#### Aim
Pull out every line below containing the word "топлива".

Items listed in a dataset:
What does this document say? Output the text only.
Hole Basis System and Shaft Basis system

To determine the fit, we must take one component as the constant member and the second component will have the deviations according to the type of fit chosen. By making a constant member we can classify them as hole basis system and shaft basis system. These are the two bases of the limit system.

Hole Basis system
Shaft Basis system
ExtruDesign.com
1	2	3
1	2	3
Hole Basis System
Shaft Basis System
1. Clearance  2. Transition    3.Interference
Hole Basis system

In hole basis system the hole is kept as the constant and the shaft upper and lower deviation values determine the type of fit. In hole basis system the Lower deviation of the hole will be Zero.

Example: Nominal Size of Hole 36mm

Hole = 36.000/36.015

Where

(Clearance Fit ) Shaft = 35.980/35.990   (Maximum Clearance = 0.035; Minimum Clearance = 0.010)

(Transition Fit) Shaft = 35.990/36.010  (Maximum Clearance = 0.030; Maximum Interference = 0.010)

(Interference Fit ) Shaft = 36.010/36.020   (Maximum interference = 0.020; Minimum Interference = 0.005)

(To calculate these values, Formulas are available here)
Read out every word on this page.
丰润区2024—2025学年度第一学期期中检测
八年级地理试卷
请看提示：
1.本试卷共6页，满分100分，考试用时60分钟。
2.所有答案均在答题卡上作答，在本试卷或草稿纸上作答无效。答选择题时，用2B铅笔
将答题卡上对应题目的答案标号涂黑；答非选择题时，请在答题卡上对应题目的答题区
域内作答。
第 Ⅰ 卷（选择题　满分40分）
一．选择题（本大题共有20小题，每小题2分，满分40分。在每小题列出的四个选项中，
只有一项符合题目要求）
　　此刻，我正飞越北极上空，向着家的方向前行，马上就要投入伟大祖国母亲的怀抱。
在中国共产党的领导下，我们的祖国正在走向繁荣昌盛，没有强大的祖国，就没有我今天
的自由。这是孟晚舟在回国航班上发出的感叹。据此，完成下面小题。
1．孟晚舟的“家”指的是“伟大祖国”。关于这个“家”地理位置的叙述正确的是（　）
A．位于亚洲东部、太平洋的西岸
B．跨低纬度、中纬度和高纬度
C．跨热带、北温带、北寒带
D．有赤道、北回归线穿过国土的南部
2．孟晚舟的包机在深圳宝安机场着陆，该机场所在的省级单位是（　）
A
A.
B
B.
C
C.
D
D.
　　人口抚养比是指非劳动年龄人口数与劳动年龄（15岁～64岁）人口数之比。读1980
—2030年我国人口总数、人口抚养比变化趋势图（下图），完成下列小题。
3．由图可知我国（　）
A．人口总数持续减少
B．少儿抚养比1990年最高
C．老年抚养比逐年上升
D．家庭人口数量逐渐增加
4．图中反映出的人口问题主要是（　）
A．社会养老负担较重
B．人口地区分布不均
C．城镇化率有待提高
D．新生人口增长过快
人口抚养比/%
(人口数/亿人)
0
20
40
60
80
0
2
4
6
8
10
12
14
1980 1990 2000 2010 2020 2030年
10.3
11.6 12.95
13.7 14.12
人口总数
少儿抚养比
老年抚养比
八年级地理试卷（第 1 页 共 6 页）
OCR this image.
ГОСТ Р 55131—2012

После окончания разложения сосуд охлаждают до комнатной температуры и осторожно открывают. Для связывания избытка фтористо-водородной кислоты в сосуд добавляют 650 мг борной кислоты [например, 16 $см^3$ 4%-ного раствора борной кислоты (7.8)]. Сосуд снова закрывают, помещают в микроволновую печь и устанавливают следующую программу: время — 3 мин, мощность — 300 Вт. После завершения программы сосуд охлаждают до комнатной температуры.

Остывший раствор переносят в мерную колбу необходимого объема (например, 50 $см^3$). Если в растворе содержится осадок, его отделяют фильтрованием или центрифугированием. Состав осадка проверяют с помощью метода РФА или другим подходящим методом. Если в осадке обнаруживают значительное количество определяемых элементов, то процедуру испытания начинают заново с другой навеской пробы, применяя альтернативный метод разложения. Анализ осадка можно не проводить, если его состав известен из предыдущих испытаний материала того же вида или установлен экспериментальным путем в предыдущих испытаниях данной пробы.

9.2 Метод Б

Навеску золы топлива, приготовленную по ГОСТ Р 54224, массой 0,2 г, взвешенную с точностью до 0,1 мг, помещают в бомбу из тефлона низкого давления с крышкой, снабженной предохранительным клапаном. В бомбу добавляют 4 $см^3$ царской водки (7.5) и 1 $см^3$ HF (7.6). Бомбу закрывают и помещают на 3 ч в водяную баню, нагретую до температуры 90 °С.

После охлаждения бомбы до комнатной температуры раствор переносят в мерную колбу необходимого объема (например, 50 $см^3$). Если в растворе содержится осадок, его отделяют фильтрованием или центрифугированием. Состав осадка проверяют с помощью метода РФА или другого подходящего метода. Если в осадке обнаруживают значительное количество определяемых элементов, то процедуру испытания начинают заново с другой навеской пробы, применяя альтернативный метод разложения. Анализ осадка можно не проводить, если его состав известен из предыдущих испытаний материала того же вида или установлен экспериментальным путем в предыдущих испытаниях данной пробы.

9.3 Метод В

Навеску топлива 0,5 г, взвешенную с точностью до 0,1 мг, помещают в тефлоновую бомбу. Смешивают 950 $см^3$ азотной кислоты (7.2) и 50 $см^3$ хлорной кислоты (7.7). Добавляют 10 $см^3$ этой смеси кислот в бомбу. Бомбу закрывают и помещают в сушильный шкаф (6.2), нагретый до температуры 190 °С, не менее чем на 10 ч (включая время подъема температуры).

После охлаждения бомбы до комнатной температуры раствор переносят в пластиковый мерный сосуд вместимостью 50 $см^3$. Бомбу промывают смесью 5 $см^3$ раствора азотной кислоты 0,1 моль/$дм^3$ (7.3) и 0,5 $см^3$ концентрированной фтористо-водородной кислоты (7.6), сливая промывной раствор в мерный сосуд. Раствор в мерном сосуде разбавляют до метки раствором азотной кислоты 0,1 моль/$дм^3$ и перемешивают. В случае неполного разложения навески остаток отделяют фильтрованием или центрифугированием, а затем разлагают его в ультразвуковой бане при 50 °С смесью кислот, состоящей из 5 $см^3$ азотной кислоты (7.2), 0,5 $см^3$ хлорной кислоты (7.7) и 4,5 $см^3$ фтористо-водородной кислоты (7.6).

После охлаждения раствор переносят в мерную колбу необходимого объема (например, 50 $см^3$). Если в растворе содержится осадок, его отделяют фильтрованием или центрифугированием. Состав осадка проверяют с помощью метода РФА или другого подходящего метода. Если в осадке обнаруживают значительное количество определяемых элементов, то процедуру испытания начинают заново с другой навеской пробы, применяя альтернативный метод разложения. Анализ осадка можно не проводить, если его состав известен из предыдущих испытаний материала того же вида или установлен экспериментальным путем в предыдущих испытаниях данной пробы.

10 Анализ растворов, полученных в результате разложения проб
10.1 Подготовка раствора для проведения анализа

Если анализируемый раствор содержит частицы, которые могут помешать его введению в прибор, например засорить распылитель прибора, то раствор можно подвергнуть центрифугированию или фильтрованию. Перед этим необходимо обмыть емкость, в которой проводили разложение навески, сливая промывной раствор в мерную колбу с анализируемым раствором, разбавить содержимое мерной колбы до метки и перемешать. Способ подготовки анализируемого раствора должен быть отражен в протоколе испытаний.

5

#### Solution
Навеску золы топлива, приготовленную по ГОСТ Р 54224, массой 0,2 г, взвешенную с точностью до 0,1 мг, помещают в бомбу из тефлона низкого давления с крышкой, снабженной предохранительным клапаном. В бомбу добавляют 4 $см^3$ царской водки (7.5) и 1 $см^3$ HF (7.6). Бомбу закрывают и помещают на 3 ч в водяную баню, нагретую до температуры 90 °С.
Навеску топлива 0,5 г, взвешенную с точностью до 0,1 мг, помещают в тефлоновую бомбу. Смешивают 950 $см^3$ азотной кислоты (7.2) и 50 $см^3$ хлорной кислоты (7.7). Добавляют 10 $см^3$ этой смеси кислот в бомбу. Бомбу закрывают и помещают в сушильный шкаф (6.2), нагретый до температуры 190 °С, не менее чем на 10 ч (включая время подъема температуры).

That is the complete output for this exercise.